━━ Records provided ━━
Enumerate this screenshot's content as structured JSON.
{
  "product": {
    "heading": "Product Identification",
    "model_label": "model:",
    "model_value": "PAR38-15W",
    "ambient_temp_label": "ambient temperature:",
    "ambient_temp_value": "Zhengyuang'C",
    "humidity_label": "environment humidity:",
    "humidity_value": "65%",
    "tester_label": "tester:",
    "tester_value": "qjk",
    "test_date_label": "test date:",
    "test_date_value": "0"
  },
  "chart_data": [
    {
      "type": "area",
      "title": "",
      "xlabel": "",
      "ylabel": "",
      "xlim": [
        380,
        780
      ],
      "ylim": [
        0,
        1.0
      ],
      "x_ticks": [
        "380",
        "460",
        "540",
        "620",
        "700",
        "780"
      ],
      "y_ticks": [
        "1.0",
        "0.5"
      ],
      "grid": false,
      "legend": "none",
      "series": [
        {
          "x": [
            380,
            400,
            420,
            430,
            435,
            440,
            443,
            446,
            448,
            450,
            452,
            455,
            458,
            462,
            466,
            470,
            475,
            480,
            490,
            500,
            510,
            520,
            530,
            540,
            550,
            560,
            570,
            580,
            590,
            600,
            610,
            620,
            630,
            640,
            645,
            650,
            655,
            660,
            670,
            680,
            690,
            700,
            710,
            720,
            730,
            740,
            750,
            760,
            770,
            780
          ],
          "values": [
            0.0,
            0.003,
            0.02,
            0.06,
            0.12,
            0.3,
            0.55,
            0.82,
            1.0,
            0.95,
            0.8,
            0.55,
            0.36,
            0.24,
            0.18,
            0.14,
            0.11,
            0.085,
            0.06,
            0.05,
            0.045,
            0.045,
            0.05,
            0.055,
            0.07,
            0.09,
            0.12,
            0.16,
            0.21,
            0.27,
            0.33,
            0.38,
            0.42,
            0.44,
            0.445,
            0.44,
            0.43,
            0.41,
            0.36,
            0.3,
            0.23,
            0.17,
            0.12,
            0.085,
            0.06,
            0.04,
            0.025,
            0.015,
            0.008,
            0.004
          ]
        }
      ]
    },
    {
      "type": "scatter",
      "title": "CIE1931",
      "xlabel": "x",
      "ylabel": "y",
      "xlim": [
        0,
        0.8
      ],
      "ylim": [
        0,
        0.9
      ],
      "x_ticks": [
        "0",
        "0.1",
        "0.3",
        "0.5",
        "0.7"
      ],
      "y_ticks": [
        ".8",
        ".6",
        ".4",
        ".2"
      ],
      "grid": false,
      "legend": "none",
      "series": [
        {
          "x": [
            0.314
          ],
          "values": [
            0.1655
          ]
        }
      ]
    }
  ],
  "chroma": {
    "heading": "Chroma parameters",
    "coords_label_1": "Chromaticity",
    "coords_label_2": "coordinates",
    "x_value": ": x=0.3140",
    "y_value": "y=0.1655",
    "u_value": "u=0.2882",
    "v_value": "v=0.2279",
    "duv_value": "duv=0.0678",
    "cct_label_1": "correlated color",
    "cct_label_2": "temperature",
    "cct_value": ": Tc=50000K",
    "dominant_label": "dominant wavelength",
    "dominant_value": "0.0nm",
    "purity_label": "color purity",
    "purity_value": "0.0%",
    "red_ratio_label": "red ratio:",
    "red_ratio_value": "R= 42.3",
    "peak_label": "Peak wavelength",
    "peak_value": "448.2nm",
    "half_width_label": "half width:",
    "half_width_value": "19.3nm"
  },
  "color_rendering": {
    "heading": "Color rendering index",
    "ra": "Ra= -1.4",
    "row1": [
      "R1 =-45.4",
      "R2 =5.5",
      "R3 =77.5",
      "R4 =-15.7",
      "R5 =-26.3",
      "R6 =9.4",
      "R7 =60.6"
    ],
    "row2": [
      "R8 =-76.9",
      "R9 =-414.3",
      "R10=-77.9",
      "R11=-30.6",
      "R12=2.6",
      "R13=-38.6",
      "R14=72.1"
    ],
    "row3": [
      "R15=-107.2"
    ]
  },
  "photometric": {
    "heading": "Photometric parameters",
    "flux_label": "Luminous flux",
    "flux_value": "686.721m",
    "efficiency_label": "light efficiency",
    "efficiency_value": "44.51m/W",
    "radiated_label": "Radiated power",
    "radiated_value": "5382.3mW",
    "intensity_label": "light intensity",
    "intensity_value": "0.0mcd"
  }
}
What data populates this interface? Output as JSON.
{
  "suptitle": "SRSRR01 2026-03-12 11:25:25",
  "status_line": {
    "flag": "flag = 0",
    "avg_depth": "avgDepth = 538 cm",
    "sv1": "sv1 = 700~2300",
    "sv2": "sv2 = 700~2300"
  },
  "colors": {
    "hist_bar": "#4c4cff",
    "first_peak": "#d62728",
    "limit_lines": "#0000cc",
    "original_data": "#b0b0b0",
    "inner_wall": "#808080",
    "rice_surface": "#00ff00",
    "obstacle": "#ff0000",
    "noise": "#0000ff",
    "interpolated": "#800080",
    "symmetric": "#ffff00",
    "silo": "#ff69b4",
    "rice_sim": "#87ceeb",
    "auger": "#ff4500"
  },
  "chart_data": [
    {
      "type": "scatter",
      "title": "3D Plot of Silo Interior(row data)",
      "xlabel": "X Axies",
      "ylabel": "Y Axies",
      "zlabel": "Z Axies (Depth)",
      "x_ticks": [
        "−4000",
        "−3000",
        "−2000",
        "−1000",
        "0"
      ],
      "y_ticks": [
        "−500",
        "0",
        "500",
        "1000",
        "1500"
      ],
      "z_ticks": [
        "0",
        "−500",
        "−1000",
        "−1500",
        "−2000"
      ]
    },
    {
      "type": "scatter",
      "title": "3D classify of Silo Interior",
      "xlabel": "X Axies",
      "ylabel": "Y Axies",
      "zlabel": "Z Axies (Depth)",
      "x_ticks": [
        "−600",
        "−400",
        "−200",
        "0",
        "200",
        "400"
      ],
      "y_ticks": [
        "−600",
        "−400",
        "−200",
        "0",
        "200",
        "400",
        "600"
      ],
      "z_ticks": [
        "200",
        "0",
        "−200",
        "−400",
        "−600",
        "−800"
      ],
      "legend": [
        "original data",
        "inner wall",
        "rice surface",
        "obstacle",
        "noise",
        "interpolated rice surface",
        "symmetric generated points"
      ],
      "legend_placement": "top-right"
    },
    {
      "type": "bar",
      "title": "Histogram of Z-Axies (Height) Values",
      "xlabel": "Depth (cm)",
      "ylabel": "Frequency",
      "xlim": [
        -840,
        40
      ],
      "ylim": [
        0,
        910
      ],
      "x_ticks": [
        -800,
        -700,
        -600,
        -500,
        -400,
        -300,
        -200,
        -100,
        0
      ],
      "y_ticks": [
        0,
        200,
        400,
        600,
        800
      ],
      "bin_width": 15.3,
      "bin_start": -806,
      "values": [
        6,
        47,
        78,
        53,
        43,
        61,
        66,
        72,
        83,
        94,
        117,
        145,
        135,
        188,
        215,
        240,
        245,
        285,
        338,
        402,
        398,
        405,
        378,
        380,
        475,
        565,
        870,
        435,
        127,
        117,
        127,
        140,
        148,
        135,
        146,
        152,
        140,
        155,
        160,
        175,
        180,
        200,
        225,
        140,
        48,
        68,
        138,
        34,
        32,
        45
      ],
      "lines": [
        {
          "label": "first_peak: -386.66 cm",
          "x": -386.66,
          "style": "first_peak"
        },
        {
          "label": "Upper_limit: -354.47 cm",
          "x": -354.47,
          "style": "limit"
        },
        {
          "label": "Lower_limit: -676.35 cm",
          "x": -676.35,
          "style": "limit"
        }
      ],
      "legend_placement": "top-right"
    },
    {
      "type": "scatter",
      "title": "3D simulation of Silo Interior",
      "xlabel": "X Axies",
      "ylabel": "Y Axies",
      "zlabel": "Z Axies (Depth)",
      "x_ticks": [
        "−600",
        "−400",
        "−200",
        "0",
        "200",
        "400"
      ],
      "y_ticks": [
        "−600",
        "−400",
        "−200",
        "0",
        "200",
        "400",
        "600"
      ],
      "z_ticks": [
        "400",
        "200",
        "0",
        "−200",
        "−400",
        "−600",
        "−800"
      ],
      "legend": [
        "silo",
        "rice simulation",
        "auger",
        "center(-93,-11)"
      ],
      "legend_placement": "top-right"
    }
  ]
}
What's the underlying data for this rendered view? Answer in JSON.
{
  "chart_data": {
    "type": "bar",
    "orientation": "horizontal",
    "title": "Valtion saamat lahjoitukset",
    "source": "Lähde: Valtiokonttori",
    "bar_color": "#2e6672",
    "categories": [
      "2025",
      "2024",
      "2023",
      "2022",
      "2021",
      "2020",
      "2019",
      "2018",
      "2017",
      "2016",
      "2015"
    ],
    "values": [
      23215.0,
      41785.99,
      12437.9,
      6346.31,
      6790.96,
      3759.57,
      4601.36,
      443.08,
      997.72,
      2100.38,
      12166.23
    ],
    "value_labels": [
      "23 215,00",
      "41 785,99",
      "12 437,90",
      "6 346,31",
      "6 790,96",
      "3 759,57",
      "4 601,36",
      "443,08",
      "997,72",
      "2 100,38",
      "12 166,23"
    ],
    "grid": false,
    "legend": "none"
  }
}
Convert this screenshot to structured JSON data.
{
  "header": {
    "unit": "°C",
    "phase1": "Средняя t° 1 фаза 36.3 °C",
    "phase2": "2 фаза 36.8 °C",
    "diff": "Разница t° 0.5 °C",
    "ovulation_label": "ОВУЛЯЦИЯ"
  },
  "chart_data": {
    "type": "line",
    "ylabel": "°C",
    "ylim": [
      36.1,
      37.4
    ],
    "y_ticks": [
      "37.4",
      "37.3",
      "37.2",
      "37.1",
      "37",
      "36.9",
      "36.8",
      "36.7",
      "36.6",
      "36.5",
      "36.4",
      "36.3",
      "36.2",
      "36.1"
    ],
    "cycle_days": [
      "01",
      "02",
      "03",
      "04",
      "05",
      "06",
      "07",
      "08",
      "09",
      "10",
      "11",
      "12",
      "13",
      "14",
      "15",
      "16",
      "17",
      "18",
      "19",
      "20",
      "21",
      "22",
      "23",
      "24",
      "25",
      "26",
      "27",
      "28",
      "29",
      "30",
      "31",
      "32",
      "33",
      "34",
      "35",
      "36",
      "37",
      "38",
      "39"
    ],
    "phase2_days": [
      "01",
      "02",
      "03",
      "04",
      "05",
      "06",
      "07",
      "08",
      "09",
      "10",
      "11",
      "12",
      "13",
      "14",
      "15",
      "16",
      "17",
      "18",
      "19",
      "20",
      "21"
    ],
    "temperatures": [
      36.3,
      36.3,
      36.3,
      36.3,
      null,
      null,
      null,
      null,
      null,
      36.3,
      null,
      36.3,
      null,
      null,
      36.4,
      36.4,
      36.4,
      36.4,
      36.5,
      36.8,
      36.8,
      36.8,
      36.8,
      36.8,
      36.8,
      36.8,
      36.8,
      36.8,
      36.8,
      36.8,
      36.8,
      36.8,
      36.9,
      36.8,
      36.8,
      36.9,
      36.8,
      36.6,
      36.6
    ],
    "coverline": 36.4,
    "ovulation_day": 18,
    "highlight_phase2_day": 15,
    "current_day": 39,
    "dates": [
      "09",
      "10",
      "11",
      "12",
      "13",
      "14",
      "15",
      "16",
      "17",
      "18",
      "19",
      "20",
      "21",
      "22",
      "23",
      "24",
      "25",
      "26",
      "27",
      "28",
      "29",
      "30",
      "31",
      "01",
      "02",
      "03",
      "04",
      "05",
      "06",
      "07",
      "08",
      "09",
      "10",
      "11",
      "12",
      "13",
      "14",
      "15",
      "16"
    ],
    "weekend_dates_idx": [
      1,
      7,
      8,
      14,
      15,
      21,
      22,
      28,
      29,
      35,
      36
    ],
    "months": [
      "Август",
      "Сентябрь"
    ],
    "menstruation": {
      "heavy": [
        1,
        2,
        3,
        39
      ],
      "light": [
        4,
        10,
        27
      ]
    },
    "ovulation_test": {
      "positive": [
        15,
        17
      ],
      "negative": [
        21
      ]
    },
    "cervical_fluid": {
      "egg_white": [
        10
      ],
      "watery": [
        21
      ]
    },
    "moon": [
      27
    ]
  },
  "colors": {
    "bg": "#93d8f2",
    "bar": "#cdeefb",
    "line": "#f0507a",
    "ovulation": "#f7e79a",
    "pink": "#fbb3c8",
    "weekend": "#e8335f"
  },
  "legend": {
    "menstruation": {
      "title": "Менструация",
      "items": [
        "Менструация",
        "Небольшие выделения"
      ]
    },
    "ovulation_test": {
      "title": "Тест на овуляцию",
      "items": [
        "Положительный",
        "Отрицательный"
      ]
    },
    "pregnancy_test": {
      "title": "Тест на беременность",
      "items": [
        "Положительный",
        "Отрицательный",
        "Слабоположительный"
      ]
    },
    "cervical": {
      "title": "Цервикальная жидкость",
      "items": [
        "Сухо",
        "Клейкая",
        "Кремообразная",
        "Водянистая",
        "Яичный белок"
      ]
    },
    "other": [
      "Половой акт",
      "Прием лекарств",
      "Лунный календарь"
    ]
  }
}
━━━
§ **Task to complete**
Scan the data above and copy every line with "simulation" in it.

§ **Solution to this problem**
      "title": "3D simulation of Silo Interior",
        "rice simulation",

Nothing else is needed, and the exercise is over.